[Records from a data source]
☆ ☆ ☆ ☆ ☆ ☆ ☆

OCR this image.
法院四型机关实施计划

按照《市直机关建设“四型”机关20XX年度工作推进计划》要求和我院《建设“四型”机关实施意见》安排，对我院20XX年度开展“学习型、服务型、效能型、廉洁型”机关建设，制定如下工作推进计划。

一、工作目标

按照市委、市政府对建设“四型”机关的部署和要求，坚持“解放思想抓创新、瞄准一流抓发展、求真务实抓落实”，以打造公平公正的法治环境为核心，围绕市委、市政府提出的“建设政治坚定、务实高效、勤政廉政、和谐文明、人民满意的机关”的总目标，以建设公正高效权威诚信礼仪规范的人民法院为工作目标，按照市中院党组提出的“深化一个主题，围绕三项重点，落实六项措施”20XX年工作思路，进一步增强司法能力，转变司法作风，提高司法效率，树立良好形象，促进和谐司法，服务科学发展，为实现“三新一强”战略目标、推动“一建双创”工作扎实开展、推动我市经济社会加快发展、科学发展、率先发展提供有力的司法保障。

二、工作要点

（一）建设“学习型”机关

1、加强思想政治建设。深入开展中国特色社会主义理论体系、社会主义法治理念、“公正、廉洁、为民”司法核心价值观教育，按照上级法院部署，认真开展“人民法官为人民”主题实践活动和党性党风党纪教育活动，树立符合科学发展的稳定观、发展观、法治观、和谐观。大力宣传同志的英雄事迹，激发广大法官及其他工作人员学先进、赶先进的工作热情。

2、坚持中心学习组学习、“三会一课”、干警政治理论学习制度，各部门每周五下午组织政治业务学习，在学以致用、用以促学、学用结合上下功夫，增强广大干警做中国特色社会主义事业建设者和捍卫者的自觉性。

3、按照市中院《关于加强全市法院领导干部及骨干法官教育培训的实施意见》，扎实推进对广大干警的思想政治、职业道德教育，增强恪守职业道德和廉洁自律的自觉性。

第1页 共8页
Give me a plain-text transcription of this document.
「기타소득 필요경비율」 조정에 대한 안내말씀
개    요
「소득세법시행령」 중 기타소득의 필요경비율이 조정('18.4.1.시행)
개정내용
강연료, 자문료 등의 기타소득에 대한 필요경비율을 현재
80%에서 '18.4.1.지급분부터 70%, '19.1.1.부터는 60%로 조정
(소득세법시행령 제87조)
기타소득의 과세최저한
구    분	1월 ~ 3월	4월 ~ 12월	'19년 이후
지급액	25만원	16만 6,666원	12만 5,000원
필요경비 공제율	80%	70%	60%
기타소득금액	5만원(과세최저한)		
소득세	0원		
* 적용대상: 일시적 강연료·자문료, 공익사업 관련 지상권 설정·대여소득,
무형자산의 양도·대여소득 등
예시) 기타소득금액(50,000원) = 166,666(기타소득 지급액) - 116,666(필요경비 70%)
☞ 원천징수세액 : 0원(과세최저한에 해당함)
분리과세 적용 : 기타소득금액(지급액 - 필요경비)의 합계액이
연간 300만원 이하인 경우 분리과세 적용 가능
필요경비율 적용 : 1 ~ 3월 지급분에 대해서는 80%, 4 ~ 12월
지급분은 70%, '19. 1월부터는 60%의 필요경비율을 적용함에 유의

☆ ☆ ☆ ☆ ☆ ☆ ☆

- Aim -
Take the lines above from the one holding "Give me a plain-text" to the last and output them exactly.

- Exercise solution -
Give me a plain-text transcription of this document.
「기타소득 필요경비율」 조정에 대한 안내말씀
개    요
「소득세법시행령」 중 기타소득의 필요경비율이 조정('18.4.1.시행)
개정내용
강연료, 자문료 등의 기타소득에 대한 필요경비율을 현재
80%에서 '18.4.1.지급분부터 70%, '19.1.1.부터는 60%로 조정
(소득세법시행령 제87조)
기타소득의 과세최저한
구    분	1월 ~ 3월	4월 ~ 12월	'19년 이후
지급액	25만원	16만 6,666원	12만 5,000원
필요경비 공제율	80%	70%	60%
기타소득금액	5만원(과세최저한)		
소득세	0원		
* 적용대상: 일시적 강연료·자문료, 공익사업 관련 지상권 설정·대여소득,
무형자산의 양도·대여소득 등
예시) 기타소득금액(50,000원) = 166,666(기타소득 지급액) - 116,666(필요경비 70%)
☞ 원천징수세액 : 0원(과세최저한에 해당함)
분리과세 적용 : 기타소득금액(지급액 - 필요경비)의 합계액이
연간 300만원 이하인 경우 분리과세 적용 가능
필요경비율 적용 : 1 ~ 3월 지급분에 대해서는 80%, 4 ~ 12월
지급분은 70%, '19. 1월부터는 60%의 필요경비율을 적용함에 유의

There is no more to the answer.